### [INPUT]
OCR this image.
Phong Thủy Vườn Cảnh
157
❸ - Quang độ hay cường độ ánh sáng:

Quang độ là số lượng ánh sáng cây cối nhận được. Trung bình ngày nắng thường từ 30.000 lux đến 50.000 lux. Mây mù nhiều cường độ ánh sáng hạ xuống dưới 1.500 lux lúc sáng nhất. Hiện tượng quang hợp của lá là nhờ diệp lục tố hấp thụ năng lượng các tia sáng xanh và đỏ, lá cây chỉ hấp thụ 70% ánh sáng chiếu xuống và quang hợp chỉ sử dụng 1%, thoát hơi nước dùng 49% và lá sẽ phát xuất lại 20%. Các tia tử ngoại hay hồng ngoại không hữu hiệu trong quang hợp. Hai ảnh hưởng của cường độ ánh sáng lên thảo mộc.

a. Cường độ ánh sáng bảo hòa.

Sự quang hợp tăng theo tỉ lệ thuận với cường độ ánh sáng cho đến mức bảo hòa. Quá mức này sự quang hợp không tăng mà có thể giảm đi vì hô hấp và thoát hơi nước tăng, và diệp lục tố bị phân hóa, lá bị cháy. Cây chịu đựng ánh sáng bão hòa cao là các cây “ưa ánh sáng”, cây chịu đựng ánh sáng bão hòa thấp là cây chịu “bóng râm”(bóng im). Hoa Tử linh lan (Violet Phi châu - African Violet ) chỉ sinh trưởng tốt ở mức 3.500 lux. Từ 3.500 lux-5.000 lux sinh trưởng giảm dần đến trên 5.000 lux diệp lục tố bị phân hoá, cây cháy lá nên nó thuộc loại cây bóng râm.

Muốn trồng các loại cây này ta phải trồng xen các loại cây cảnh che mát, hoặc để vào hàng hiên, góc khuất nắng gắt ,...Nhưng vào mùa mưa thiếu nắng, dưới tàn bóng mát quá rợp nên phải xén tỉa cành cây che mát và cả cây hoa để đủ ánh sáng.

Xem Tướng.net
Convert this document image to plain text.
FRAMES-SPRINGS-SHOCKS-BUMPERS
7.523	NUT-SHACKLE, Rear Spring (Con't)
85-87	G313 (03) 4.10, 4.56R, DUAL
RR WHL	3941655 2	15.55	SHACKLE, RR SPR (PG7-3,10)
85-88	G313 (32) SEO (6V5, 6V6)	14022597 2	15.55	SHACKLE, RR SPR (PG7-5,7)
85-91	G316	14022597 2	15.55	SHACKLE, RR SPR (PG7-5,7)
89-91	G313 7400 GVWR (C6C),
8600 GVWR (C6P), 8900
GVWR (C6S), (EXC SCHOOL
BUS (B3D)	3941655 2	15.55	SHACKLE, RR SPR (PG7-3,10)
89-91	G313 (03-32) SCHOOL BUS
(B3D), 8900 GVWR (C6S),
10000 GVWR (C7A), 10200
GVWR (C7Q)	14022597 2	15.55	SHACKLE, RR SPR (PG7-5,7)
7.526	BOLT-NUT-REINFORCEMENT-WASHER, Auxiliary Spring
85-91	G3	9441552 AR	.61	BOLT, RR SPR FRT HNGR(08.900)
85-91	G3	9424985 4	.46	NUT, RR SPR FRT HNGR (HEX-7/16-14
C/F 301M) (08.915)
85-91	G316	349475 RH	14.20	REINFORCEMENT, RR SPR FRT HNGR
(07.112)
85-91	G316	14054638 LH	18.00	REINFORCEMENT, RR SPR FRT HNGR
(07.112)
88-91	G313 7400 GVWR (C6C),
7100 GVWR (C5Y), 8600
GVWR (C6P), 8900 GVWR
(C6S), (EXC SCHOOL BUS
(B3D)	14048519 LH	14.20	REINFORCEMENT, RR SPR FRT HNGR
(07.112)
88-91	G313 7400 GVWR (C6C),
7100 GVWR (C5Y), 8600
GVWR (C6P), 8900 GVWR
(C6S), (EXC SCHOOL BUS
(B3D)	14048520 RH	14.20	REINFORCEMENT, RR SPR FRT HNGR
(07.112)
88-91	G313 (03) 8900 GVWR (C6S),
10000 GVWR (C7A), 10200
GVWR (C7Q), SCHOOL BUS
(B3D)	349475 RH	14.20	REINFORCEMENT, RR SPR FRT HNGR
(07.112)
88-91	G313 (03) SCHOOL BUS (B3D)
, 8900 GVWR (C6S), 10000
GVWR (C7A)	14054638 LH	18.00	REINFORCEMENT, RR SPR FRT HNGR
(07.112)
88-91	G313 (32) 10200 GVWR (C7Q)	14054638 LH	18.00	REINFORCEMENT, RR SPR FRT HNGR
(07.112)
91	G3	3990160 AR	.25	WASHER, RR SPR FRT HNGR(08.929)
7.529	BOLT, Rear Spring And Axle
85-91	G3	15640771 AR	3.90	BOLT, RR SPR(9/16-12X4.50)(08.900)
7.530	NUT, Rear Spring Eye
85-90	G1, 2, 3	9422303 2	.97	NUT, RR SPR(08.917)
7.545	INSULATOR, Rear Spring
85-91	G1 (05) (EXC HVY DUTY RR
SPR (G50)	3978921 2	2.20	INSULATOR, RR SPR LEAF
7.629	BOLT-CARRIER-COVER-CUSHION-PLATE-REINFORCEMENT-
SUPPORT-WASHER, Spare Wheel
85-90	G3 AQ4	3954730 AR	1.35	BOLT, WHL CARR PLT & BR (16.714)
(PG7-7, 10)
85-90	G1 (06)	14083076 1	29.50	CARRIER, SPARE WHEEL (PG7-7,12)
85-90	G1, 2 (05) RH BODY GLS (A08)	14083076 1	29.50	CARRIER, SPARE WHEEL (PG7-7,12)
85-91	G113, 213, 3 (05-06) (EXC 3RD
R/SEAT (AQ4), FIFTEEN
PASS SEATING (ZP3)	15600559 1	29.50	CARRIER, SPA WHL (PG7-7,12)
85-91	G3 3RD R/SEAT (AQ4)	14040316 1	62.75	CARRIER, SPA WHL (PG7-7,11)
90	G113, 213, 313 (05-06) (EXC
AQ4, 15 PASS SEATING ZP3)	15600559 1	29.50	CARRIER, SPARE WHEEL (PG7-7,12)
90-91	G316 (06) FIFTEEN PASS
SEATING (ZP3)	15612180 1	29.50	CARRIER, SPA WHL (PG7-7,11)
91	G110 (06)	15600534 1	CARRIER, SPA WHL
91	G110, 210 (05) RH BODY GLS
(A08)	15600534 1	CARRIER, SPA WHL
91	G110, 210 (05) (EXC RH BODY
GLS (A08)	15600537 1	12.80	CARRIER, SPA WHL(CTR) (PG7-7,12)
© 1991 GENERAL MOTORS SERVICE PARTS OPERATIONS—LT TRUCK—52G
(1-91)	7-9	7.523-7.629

### [REQUIRED TASK]
Write out every record shown above, word for word.

### [ANSWER FOR THE TASK]
OCR this image.
Phong Thủy Vườn Cảnh
157
❸ - Quang độ hay cường độ ánh sáng:

Quang độ là số lượng ánh sáng cây cối nhận được. Trung bình ngày nắng thường từ 30.000 lux đến 50.000 lux. Mây mù nhiều cường độ ánh sáng hạ xuống dưới 1.500 lux lúc sáng nhất. Hiện tượng quang hợp của lá là nhờ diệp lục tố hấp thụ năng lượng các tia sáng xanh và đỏ, lá cây chỉ hấp thụ 70% ánh sáng chiếu xuống và quang hợp chỉ sử dụng 1%, thoát hơi nước dùng 49% và lá sẽ phát xuất lại 20%. Các tia tử ngoại hay hồng ngoại không hữu hiệu trong quang hợp. Hai ảnh hưởng của cường độ ánh sáng lên thảo mộc.

a. Cường độ ánh sáng bảo hòa.

Sự quang hợp tăng theo tỉ lệ thuận với cường độ ánh sáng cho đến mức bảo hòa. Quá mức này sự quang hợp không tăng mà có thể giảm đi vì hô hấp và thoát hơi nước tăng, và diệp lục tố bị phân hóa, lá bị cháy. Cây chịu đựng ánh sáng bão hòa cao là các cây “ưa ánh sáng”, cây chịu đựng ánh sáng bão hòa thấp là cây chịu “bóng râm”(bóng im). Hoa Tử linh lan (Violet Phi châu - African Violet ) chỉ sinh trưởng tốt ở mức 3.500 lux. Từ 3.500 lux-5.000 lux sinh trưởng giảm dần đến trên 5.000 lux diệp lục tố bị phân hoá, cây cháy lá nên nó thuộc loại cây bóng râm.

Muốn trồng các loại cây này ta phải trồng xen các loại cây cảnh che mát, hoặc để vào hàng hiên, góc khuất nắng gắt ,...Nhưng vào mùa mưa thiếu nắng, dưới tàn bóng mát quá rợp nên phải xén tỉa cành cây che mát và cả cây hoa để đủ ánh sáng.

Xem Tướng.net
Convert this document image to plain text.
FRAMES-SPRINGS-SHOCKS-BUMPERS
7.523	NUT-SHACKLE, Rear Spring (Con't)
85-87	G313 (03) 4.10, 4.56R, DUAL
RR WHL	3941655 2	15.55	SHACKLE, RR SPR (PG7-3,10)
85-88	G313 (32) SEO (6V5, 6V6)	14022597 2	15.55	SHACKLE, RR SPR (PG7-5,7)
85-91	G316	14022597 2	15.55	SHACKLE, RR SPR (PG7-5,7)
89-91	G313 7400 GVWR (C6C),
8600 GVWR (C6P), 8900
GVWR (C6S), (EXC SCHOOL
BUS (B3D)	3941655 2	15.55	SHACKLE, RR SPR (PG7-3,10)
89-91	G313 (03-32) SCHOOL BUS
(B3D), 8900 GVWR (C6S),
10000 GVWR (C7A), 10200
GVWR (C7Q)	14022597 2	15.55	SHACKLE, RR SPR (PG7-5,7)
7.526	BOLT-NUT-REINFORCEMENT-WASHER, Auxiliary Spring
85-91	G3	9441552 AR	.61	BOLT, RR SPR FRT HNGR(08.900)
85-91	G3	9424985 4	.46	NUT, RR SPR FRT HNGR (HEX-7/16-14
C/F 301M) (08.915)
85-91	G316	349475 RH	14.20	REINFORCEMENT, RR SPR FRT HNGR
(07.112)
85-91	G316	14054638 LH	18.00	REINFORCEMENT, RR SPR FRT HNGR
(07.112)
88-91	G313 7400 GVWR (C6C),
7100 GVWR (C5Y), 8600
GVWR (C6P), 8900 GVWR
(C6S), (EXC SCHOOL BUS
(B3D)	14048519 LH	14.20	REINFORCEMENT, RR SPR FRT HNGR
(07.112)
88-91	G313 7400 GVWR (C6C),
7100 GVWR (C5Y), 8600
GVWR (C6P), 8900 GVWR
(C6S), (EXC SCHOOL BUS
(B3D)	14048520 RH	14.20	REINFORCEMENT, RR SPR FRT HNGR
(07.112)
88-91	G313 (03) 8900 GVWR (C6S),
10000 GVWR (C7A), 10200
GVWR (C7Q), SCHOOL BUS
(B3D)	349475 RH	14.20	REINFORCEMENT, RR SPR FRT HNGR
(07.112)
88-91	G313 (03) SCHOOL BUS (B3D)
, 8900 GVWR (C6S), 10000
GVWR (C7A)	14054638 LH	18.00	REINFORCEMENT, RR SPR FRT HNGR
(07.112)
88-91	G313 (32) 10200 GVWR (C7Q)	14054638 LH	18.00	REINFORCEMENT, RR SPR FRT HNGR
(07.112)
91	G3	3990160 AR	.25	WASHER, RR SPR FRT HNGR(08.929)
7.529	BOLT, Rear Spring And Axle
85-91	G3	15640771 AR	3.90	BOLT, RR SPR(9/16-12X4.50)(08.900)
7.530	NUT, Rear Spring Eye
85-90	G1, 2, 3	9422303 2	.97	NUT, RR SPR(08.917)
7.545	INSULATOR, Rear Spring
85-91	G1 (05) (EXC HVY DUTY RR
SPR (G50)	3978921 2	2.20	INSULATOR, RR SPR LEAF
7.629	BOLT-CARRIER-COVER-CUSHION-PLATE-REINFORCEMENT-
SUPPORT-WASHER, Spare Wheel
85-90	G3 AQ4	3954730 AR	1.35	BOLT, WHL CARR PLT & BR (16.714)
(PG7-7, 10)
85-90	G1 (06)	14083076 1	29.50	CARRIER, SPARE WHEEL (PG7-7,12)
85-90	G1, 2 (05) RH BODY GLS (A08)	14083076 1	29.50	CARRIER, SPARE WHEEL (PG7-7,12)
85-91	G113, 213, 3 (05-06) (EXC 3RD
R/SEAT (AQ4), FIFTEEN
PASS SEATING (ZP3)	15600559 1	29.50	CARRIER, SPA WHL (PG7-7,12)
85-91	G3 3RD R/SEAT (AQ4)	14040316 1	62.75	CARRIER, SPA WHL (PG7-7,11)
90	G113, 213, 313 (05-06) (EXC
AQ4, 15 PASS SEATING ZP3)	15600559 1	29.50	CARRIER, SPARE WHEEL (PG7-7,12)
90-91	G316 (06) FIFTEEN PASS
SEATING (ZP3)	15612180 1	29.50	CARRIER, SPA WHL (PG7-7,11)
91	G110 (06)	15600534 1	CARRIER, SPA WHL
91	G110, 210 (05) RH BODY GLS
(A08)	15600534 1	CARRIER, SPA WHL
91	G110, 210 (05) (EXC RH BODY
GLS (A08)	15600537 1	12.80	CARRIER, SPA WHL(CTR) (PG7-7,12)
© 1991 GENERAL MOTORS SERVICE PARTS OPERATIONS—LT TRUCK—52G
(1-91)	7-9	7.523-7.629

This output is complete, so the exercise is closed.